Written instruction: Below is a block of records: output all of them exactly and leave out the pictures.

· · · · ·

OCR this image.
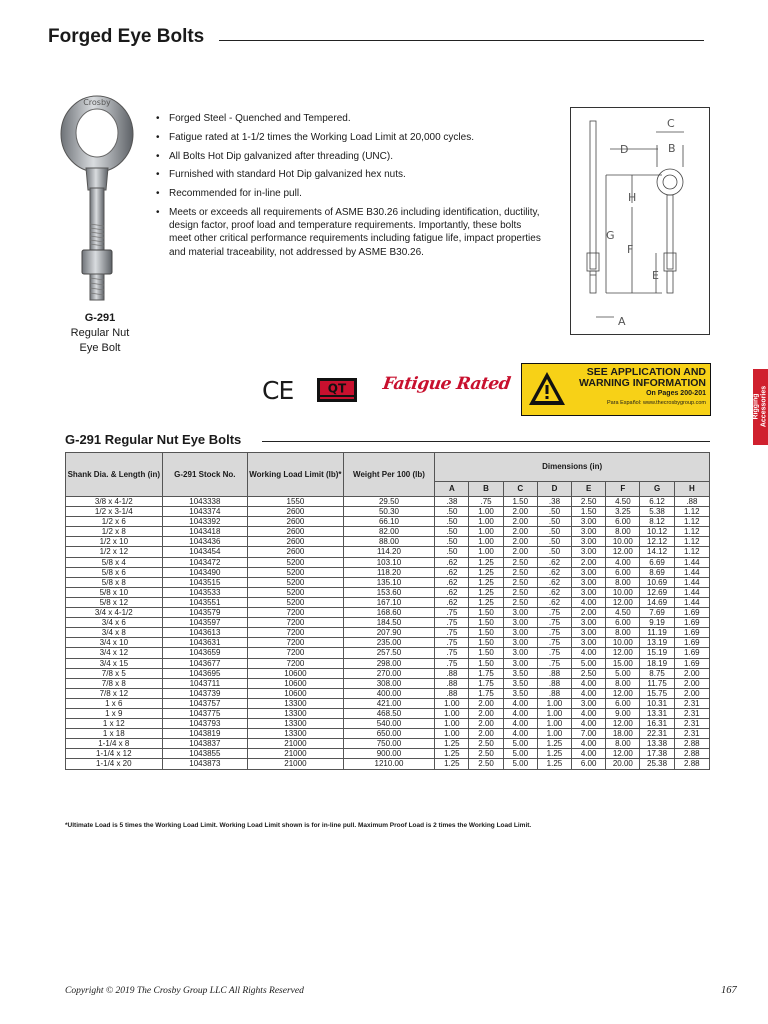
Forged Eye Bolts
Crosby
G-291
Regular Nut
Eye Bolt
• Forged Steel - Quenched and Tempered.
• Fatigue rated at 1-1/2 times the Working Load Limit at 20,000 cycles.
• All Bolts Hot Dip galvanized after threading (UNC).
• Furnished with standard Hot Dip galvanized hex nuts.
• Recommended for in-line pull.
• Meets or exceeds all requirements of ASME B30.26 including identification, ductility, design factor, proof load and temperature requirements. Importantly, these bolts meet other critical performance requirements including fatigue life, impact properties and material traceability, not addressed by ASME B30.26.
C
D	B
H
G
F
E
A
CE	QT Fatigue Rated
SEE APPLICATION AND
WARNING INFORMATION
On Pages 200-201
Para Español: www.thecrosbygroup.com	Rigging Accessories
G-291 Regular Nut Eye Bolts
Shank Dia. & Length (in)	G-291 Stock No.	Working Load Limit (lb)*	Weight Per 100 (lb)	Dimensions (in)							
				A	B	C	D	E	F	G	H
3/8 x 4-1/2	1043338	1550	29.50	.38	.75	1.50	.38	2.50	4.50	6.12	.88
1/2 x 3-1/4	1043374	2600	50.30	.50	1.00	2.00	.50	1.50	3.25	5.38	1.12
1/2 x 6	1043392	2600	66.10	.50	1.00	2.00	.50	3.00	6.00	8.12	1.12
1/2 x 8	1043418	2600	82.00	.50	1.00	2.00	.50	3.00	8.00	10.12	1.12
1/2 x 10	1043436	2600	88.00	.50	1.00	2.00	.50	3.00	10.00	12.12	1.12
1/2 x 12	1043454	2600	114.20	.50	1.00	2.00	.50	3.00	12.00	14.12	1.12
5/8 x 4	1043472	5200	103.10	.62	1.25	2.50	.62	2.00	4.00	6.69	1.44
5/8 x 6	1043490	5200	118.20	.62	1.25	2.50	.62	3.00	6.00	8.69	1.44
5/8 x 8	1043515	5200	135.10	.62	1.25	2.50	.62	3.00	8.00	10.69	1.44
5/8 x 10	1043533	5200	153.60	.62	1.25	2.50	.62	3.00	10.00	12.69	1.44
5/8 x 12	1043551	5200	167.10	.62	1.25	2.50	.62	4.00	12.00	14.69	1.44
3/4 x 4-1/2	1043579	7200	168.60	.75	1.50	3.00	.75	2.00	4.50	7.69	1.69
3/4 x 6	1043597	7200	184.50	.75	1.50	3.00	.75	3.00	6.00	9.19	1.69
3/4 x 8	1043613	7200	207.90	.75	1.50	3.00	.75	3.00	8.00	11.19	1.69
3/4 x 10	1043631	7200	235.00	.75	1.50	3.00	.75	3.00	10.00	13.19	1.69
3/4 x 12	1043659	7200	257.50	.75	1.50	3.00	.75	4.00	12.00	15.19	1.69
3/4 x 15	1043677	7200	298.00	.75	1.50	3.00	.75	5.00	15.00	18.19	1.69
7/8 x 5	1043695	10600	270.00	.88	1.75	3.50	.88	2.50	5.00	8.75	2.00
7/8 x 8	1043711	10600	308.00	.88	1.75	3.50	.88	4.00	8.00	11.75	2.00
7/8 x 12	1043739	10600	400.00	.88	1.75	3.50	.88	4.00	12.00	15.75	2.00
1 x 6	1043757	13300	421.00	1.00	2.00	4.00	1.00	3.00	6.00	10.31	2.31
1 x 9	1043775	13300	468.50	1.00	2.00	4.00	1.00	4.00	9.00	13.31	2.31
1 x 12	1043793	13300	540.00	1.00	2.00	4.00	1.00	4.00	12.00	16.31	2.31
1 x 18	1043819	13300	650.00	1.00	2.00	4.00	1.00	7.00	18.00	22.31	2.31
1-1/4 x 8	1043837	21000	750.00	1.25	2.50	5.00	1.25	4.00	8.00	13.38	2.88
1-1/4 x 12	1043855	21000	900.00	1.25	2.50	5.00	1.25	4.00	12.00	17.38	2.88
1-1/4 x 20	1043873	21000	1210.00	1.25	2.50	5.00	1.25	6.00	20.00	25.38	2.88
*Ultimate Load is 5 times the Working Load Limit. Working Load Limit shown is for in-line pull. Maximum Proof Load is 2 times the Working Load Limit.
Copyright © 2019 The Crosby Group LLC All Rights Reserved	167
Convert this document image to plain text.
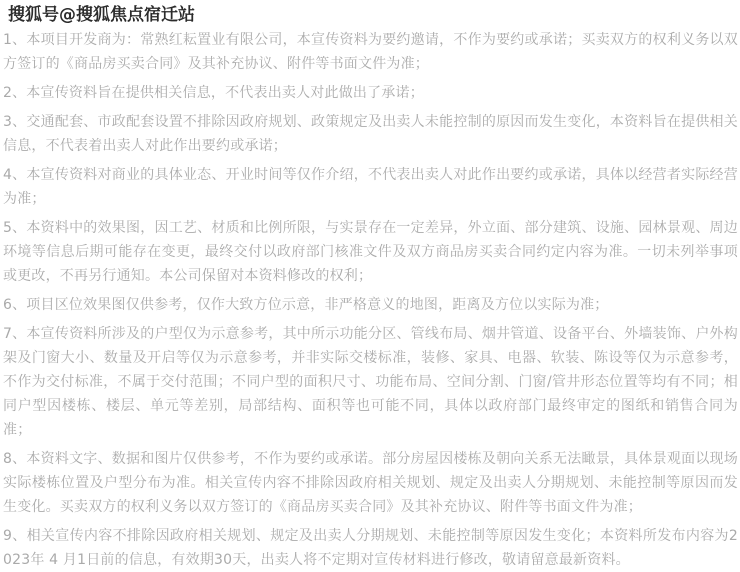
搜狐号@搜狐焦点宿迁站

1、本项目开发商为：常熟红耘置业有限公司，本宣传资料为要约邀请，不作为要约或承诺；买卖双方的权利义务以双方签订的《商品房买卖合同》及其补充协议、附件等书面文件为准；

2、本宣传资料旨在提供相关信息，不代表出卖人对此做出了承诺；

3、交通配套、市政配套设置不排除因政府规划、政策规定及出卖人未能控制的原因而发生变化，本资料旨在提供相关信息，不代表着出卖人对此作出要约或承诺；

4、本宣传资料对商业的具体业态、开业时间等仅作介绍，不代表出卖人对此作出要约或承诺，具体以经营者实际经营为准；

5、本资料中的效果图，因工艺、材质和比例所限，与实景存在一定差异，外立面、部分建筑、设施、园林景观、周边环境等信息后期可能存在变更，最终交付以政府部门核准文件及双方商品房买卖合同约定内容为准。一切未列举事项或更改，不再另行通知。本公司保留对本资料修改的权利；

6、项目区位效果图仅供参考，仅作大致方位示意，非严格意义的地图，距离及方位以实际为准；

7、本宣传资料所涉及的户型仅为示意参考，其中所示功能分区、管线布局、烟井管道、设备平台、外墙装饰、户外构架及门窗大小、数量及开启等仅为示意参考，并非实际交楼标准，装修、家具、电器、软装、陈设等仅为示意参考，不作为交付标准，不属于交付范围；不同户型的面积尺寸、功能布局、空间分割、门窗/管井形态位置等均有不同；相同户型因楼栋、楼层、单元等差别，局部结构、面积等也可能不同，具体以政府部门最终审定的图纸和销售合同为准；

8、本资料文字、数据和图片仅供参考，不作为要约或承诺。部分房屋因楼栋及朝向关系无法瞰景，具体景观面以现场实际楼栋位置及户型分布为准。相关宣传内容不排除因政府相关规划、规定及出卖人分期规划、未能控制等原因而发生变化。买卖双方的权利义务以双方签订的《商品房买卖合同》及其补充协议、附件等书面文件为准；

9、相关宣传内容不排除因政府相关规划、规定及出卖人分期规划、未能控制等原因发生变化；本资料所发布内容为2023年 4 月1日前的信息，有效期30天，出卖人将不定期对宣传材料进行修改，敬请留意最新资料。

· · · · ·

Finished answer:
OCR this image.
Forged Eye Bolts
Crosby
G-291
Regular Nut
Eye Bolt
• Forged Steel - Quenched and Tempered.
• Fatigue rated at 1-1/2 times the Working Load Limit at 20,000 cycles.
• All Bolts Hot Dip galvanized after threading (UNC).
• Furnished with standard Hot Dip galvanized hex nuts.
• Recommended for in-line pull.
• Meets or exceeds all requirements of ASME B30.26 including identification, ductility, design factor, proof load and temperature requirements. Importantly, these bolts meet other critical performance requirements including fatigue life, impact properties and material traceability, not addressed by ASME B30.26.
C
D	B
H
G
F
E
A
CE	QT Fatigue Rated
SEE APPLICATION AND
WARNING INFORMATION
On Pages 200-201
Para Español: www.thecrosbygroup.com	Rigging Accessories
G-291 Regular Nut Eye Bolts
Shank Dia. & Length (in)	G-291 Stock No.	Working Load Limit (lb)*	Weight Per 100 (lb)	Dimensions (in)							
				A	B	C	D	E	F	G	H
3/8 x 4-1/2	1043338	1550	29.50	.38	.75	1.50	.38	2.50	4.50	6.12	.88
1/2 x 3-1/4	1043374	2600	50.30	.50	1.00	2.00	.50	1.50	3.25	5.38	1.12
1/2 x 6	1043392	2600	66.10	.50	1.00	2.00	.50	3.00	6.00	8.12	1.12
1/2 x 8	1043418	2600	82.00	.50	1.00	2.00	.50	3.00	8.00	10.12	1.12
1/2 x 10	1043436	2600	88.00	.50	1.00	2.00	.50	3.00	10.00	12.12	1.12
1/2 x 12	1043454	2600	114.20	.50	1.00	2.00	.50	3.00	12.00	14.12	1.12
5/8 x 4	1043472	5200	103.10	.62	1.25	2.50	.62	2.00	4.00	6.69	1.44
5/8 x 6	1043490	5200	118.20	.62	1.25	2.50	.62	3.00	6.00	8.69	1.44
5/8 x 8	1043515	5200	135.10	.62	1.25	2.50	.62	3.00	8.00	10.69	1.44
5/8 x 10	1043533	5200	153.60	.62	1.25	2.50	.62	3.00	10.00	12.69	1.44
5/8 x 12	1043551	5200	167.10	.62	1.25	2.50	.62	4.00	12.00	14.69	1.44
3/4 x 4-1/2	1043579	7200	168.60	.75	1.50	3.00	.75	2.00	4.50	7.69	1.69
3/4 x 6	1043597	7200	184.50	.75	1.50	3.00	.75	3.00	6.00	9.19	1.69
3/4 x 8	1043613	7200	207.90	.75	1.50	3.00	.75	3.00	8.00	11.19	1.69
3/4 x 10	1043631	7200	235.00	.75	1.50	3.00	.75	3.00	10.00	13.19	1.69
3/4 x 12	1043659	7200	257.50	.75	1.50	3.00	.75	4.00	12.00	15.19	1.69
3/4 x 15	1043677	7200	298.00	.75	1.50	3.00	.75	5.00	15.00	18.19	1.69
7/8 x 5	1043695	10600	270.00	.88	1.75	3.50	.88	2.50	5.00	8.75	2.00
7/8 x 8	1043711	10600	308.00	.88	1.75	3.50	.88	4.00	8.00	11.75	2.00
7/8 x 12	1043739	10600	400.00	.88	1.75	3.50	.88	4.00	12.00	15.75	2.00
1 x 6	1043757	13300	421.00	1.00	2.00	4.00	1.00	3.00	6.00	10.31	2.31
1 x 9	1043775	13300	468.50	1.00	2.00	4.00	1.00	4.00	9.00	13.31	2.31
1 x 12	1043793	13300	540.00	1.00	2.00	4.00	1.00	4.00	12.00	16.31	2.31
1 x 18	1043819	13300	650.00	1.00	2.00	4.00	1.00	7.00	18.00	22.31	2.31
1-1/4 x 8	1043837	21000	750.00	1.25	2.50	5.00	1.25	4.00	8.00	13.38	2.88
1-1/4 x 12	1043855	21000	900.00	1.25	2.50	5.00	1.25	4.00	12.00	17.38	2.88
1-1/4 x 20	1043873	21000	1210.00	1.25	2.50	5.00	1.25	6.00	20.00	25.38	2.88
*Ultimate Load is 5 times the Working Load Limit. Working Load Limit shown is for in-line pull. Maximum Proof Load is 2 times the Working Load Limit.
Copyright © 2019 The Crosby Group LLC All Rights Reserved	167
Convert this document image to plain text.
搜狐号@搜狐焦点宿迁站

1、本项目开发商为：常熟红耘置业有限公司，本宣传资料为要约邀请，不作为要约或承诺；买卖双方的权利义务以双方签订的《商品房买卖合同》及其补充协议、附件等书面文件为准；

2、本宣传资料旨在提供相关信息，不代表出卖人对此做出了承诺；

3、交通配套、市政配套设置不排除因政府规划、政策规定及出卖人未能控制的原因而发生变化，本资料旨在提供相关信息，不代表着出卖人对此作出要约或承诺；

4、本宣传资料对商业的具体业态、开业时间等仅作介绍，不代表出卖人对此作出要约或承诺，具体以经营者实际经营为准；

5、本资料中的效果图，因工艺、材质和比例所限，与实景存在一定差异，外立面、部分建筑、设施、园林景观、周边环境等信息后期可能存在变更，最终交付以政府部门核准文件及双方商品房买卖合同约定内容为准。一切未列举事项或更改，不再另行通知。本公司保留对本资料修改的权利；

6、项目区位效果图仅供参考，仅作大致方位示意，非严格意义的地图，距离及方位以实际为准；

7、本宣传资料所涉及的户型仅为示意参考，其中所示功能分区、管线布局、烟井管道、设备平台、外墙装饰、户外构架及门窗大小、数量及开启等仅为示意参考，并非实际交楼标准，装修、家具、电器、软装、陈设等仅为示意参考，不作为交付标准，不属于交付范围；不同户型的面积尺寸、功能布局、空间分割、门窗/管井形态位置等均有不同；相同户型因楼栋、楼层、单元等差别，局部结构、面积等也可能不同，具体以政府部门最终审定的图纸和销售合同为准；

8、本资料文字、数据和图片仅供参考，不作为要约或承诺。部分房屋因楼栋及朝向关系无法瞰景，具体景观面以现场实际楼栋位置及户型分布为准。相关宣传内容不排除因政府相关规划、规定及出卖人分期规划、未能控制等原因而发生变化。买卖双方的权利义务以双方签订的《商品房买卖合同》及其补充协议、附件等书面文件为准；

9、相关宣传内容不排除因政府相关规划、规定及出卖人分期规划、未能控制等原因发生变化；本资料所发布内容为2023年 4 月1日前的信息，有效期30天，出卖人将不定期对宣传材料进行修改，敬请留意最新资料。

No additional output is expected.